- **Given exercise**
Please copy out the listing below character for character, from its first line through the line that contains "y-tick-label: 0.5: [50, 196, 67, 210]".

- **Record extracts**
** Start **

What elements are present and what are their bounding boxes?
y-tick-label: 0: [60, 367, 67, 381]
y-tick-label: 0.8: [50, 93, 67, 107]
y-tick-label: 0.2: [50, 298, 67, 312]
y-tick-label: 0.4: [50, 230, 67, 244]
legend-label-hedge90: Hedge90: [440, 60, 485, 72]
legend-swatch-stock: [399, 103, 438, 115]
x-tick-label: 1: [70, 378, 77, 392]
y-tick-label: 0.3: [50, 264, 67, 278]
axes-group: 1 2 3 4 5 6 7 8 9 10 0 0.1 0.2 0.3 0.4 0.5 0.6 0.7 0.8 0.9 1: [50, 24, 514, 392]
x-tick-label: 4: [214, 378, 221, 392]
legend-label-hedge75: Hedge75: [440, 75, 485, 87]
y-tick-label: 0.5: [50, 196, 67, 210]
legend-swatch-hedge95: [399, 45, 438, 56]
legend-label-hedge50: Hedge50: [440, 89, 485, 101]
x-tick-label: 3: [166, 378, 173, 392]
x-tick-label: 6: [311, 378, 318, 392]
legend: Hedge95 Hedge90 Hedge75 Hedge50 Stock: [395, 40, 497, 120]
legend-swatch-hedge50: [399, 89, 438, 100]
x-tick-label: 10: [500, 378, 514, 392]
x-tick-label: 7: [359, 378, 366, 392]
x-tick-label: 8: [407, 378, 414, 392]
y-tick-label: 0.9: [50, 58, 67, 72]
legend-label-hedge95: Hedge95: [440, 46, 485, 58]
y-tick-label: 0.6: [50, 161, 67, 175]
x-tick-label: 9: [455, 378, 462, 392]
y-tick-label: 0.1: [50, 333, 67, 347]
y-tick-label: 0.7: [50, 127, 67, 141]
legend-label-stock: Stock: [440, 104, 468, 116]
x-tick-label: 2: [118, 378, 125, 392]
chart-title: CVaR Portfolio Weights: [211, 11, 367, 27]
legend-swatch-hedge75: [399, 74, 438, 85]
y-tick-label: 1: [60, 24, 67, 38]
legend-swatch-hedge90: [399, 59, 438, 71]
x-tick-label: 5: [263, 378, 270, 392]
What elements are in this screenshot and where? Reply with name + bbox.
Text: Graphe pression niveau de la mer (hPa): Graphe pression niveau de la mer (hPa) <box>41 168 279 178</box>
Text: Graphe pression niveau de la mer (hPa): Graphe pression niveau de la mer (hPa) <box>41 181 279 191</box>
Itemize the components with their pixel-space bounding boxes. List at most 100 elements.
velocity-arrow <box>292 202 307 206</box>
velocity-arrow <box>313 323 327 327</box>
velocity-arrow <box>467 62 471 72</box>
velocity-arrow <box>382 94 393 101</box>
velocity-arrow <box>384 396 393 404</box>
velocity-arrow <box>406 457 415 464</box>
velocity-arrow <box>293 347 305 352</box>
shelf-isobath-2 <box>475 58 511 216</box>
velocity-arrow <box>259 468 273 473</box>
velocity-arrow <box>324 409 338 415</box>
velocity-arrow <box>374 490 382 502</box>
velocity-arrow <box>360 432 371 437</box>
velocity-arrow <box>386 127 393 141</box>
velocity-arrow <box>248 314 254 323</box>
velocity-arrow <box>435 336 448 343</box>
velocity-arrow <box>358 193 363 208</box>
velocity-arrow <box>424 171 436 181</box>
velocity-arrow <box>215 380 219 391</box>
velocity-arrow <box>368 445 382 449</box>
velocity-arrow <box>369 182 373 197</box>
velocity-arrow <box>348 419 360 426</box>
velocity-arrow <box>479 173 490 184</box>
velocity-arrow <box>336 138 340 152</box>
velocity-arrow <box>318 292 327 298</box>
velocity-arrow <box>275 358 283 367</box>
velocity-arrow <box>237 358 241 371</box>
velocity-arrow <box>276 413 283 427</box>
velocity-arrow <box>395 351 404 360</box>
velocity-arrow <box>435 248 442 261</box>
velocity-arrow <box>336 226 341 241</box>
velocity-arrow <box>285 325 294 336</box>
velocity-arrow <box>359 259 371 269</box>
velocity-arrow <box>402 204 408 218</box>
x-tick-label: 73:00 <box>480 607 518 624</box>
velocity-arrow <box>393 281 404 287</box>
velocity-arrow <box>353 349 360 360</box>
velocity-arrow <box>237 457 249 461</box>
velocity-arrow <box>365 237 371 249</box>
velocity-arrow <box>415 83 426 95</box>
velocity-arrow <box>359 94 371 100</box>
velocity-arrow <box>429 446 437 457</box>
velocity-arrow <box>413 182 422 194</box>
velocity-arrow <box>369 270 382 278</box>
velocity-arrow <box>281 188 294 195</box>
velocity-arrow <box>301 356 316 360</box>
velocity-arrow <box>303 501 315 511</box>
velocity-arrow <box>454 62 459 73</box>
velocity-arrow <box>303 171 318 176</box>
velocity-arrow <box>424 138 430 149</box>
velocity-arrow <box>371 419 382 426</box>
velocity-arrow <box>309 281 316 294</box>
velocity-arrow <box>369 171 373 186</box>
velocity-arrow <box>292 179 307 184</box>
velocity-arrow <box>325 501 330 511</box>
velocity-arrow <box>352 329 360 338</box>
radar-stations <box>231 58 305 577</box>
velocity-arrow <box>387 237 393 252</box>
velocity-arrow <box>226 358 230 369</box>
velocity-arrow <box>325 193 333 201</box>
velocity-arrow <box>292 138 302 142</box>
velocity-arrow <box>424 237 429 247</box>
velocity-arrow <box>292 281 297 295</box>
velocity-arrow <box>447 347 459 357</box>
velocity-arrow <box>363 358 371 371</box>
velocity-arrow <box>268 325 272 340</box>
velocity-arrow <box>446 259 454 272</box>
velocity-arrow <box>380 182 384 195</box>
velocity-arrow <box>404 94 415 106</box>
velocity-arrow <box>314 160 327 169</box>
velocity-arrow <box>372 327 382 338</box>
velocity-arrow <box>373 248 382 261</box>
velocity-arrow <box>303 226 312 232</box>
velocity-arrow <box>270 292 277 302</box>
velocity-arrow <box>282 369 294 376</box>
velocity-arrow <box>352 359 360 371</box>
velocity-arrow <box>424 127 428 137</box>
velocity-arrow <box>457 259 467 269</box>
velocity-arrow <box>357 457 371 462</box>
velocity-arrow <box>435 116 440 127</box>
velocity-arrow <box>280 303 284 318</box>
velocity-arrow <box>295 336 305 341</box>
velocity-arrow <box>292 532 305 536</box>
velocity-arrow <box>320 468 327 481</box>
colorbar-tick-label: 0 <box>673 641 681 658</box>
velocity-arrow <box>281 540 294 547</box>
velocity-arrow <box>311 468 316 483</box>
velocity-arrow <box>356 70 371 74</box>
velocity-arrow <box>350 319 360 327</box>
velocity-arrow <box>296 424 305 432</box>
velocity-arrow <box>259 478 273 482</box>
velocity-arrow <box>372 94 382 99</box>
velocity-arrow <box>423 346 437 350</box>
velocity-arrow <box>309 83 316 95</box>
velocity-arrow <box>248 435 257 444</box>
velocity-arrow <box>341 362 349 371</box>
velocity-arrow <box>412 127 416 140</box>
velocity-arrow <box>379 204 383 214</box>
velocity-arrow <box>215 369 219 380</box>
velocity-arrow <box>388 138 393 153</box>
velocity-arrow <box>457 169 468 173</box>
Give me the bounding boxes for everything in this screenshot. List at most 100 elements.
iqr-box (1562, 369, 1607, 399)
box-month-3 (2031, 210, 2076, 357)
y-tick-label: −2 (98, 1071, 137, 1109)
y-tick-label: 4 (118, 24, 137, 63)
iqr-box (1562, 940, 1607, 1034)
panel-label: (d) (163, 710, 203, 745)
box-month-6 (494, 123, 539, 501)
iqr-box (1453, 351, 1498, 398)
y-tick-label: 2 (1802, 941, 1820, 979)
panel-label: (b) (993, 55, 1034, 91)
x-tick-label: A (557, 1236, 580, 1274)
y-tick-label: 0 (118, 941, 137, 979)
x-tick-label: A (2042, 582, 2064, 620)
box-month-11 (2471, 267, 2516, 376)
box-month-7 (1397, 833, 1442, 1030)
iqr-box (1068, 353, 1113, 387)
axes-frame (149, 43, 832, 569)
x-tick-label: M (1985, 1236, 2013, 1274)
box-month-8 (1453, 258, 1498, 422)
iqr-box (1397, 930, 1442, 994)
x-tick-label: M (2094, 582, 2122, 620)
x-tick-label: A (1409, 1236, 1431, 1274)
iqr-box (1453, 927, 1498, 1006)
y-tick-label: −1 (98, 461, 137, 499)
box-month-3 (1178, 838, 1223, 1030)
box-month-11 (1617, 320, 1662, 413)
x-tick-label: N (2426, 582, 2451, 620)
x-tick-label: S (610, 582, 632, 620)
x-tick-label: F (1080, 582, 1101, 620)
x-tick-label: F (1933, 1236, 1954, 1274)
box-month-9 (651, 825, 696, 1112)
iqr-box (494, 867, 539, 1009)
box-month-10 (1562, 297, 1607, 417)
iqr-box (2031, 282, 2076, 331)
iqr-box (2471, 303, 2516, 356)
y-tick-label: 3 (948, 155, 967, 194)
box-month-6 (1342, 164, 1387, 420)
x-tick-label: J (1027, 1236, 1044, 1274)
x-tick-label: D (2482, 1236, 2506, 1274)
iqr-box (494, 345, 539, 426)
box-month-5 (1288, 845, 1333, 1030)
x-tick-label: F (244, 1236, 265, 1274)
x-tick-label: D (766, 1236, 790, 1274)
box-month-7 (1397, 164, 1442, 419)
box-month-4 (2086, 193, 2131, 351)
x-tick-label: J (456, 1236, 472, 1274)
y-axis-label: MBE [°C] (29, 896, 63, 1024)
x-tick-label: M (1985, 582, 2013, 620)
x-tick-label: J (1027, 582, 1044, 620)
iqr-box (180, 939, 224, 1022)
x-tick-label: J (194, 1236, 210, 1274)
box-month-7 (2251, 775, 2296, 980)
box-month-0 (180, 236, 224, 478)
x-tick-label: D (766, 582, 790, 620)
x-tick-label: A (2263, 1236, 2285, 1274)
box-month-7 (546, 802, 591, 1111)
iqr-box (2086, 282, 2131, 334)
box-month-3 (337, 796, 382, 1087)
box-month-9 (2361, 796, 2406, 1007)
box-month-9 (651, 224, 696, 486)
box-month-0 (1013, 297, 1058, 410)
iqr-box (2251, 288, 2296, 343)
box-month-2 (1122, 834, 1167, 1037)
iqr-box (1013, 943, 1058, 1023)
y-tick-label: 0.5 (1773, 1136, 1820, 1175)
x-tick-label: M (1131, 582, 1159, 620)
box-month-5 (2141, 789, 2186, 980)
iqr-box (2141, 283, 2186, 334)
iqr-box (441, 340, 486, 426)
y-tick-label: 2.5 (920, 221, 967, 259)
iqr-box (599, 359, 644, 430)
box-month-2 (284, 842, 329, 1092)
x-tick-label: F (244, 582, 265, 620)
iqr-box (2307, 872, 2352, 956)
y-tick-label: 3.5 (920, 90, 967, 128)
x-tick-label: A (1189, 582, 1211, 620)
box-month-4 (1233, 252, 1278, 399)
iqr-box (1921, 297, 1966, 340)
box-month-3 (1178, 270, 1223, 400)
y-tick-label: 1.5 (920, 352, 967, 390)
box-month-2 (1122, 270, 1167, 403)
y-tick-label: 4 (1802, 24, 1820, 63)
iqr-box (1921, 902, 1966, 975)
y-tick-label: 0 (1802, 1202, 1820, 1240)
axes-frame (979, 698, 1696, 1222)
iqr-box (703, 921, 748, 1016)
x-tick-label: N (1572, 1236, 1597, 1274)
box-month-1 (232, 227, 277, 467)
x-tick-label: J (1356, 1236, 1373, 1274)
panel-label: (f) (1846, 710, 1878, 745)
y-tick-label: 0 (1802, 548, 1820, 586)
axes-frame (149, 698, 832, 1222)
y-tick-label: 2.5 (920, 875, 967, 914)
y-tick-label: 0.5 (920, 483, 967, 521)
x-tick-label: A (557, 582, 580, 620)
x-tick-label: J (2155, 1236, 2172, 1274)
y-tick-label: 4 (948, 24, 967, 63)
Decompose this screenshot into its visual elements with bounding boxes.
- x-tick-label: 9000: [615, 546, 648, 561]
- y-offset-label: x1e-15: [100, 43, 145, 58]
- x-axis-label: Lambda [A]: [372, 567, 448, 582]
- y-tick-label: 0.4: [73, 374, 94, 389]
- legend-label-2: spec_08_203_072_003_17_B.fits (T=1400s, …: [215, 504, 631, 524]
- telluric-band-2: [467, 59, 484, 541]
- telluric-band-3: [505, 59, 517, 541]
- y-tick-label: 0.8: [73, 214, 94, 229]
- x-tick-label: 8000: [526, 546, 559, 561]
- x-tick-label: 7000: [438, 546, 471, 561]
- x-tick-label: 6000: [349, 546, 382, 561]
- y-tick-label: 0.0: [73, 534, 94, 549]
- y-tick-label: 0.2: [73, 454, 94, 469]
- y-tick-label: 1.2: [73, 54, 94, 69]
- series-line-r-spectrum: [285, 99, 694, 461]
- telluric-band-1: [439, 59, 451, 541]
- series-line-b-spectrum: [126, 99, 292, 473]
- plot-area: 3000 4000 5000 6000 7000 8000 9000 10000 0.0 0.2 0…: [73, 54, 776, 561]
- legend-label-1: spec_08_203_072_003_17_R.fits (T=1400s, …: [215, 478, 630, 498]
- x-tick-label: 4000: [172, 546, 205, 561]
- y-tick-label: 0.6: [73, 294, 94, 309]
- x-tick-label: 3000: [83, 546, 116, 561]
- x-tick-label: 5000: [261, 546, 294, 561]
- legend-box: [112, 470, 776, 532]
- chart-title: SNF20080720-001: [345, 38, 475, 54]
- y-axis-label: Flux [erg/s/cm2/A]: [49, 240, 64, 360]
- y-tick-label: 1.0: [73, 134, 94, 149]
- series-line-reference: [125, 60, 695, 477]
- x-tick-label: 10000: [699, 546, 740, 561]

** End **

- **Exercise output**
What elements are present and what are their bounding boxes?
y-tick-label: 0: [60, 367, 67, 381]
y-tick-label: 0.8: [50, 93, 67, 107]
y-tick-label: 0.2: [50, 298, 67, 312]
y-tick-label: 0.4: [50, 230, 67, 244]
legend-label-hedge90: Hedge90: [440, 60, 485, 72]
legend-swatch-stock: [399, 103, 438, 115]
x-tick-label: 1: [70, 378, 77, 392]
y-tick-label: 0.3: [50, 264, 67, 278]
axes-group: 1 2 3 4 5 6 7 8 9 10 0 0.1 0.2 0.3 0.4 0.5 0.6 0.7 0.8 0.9 1: [50, 24, 514, 392]
x-tick-label: 4: [214, 378, 221, 392]
legend-label-hedge75: Hedge75: [440, 75, 485, 87]
y-tick-label: 0.5: [50, 196, 67, 210]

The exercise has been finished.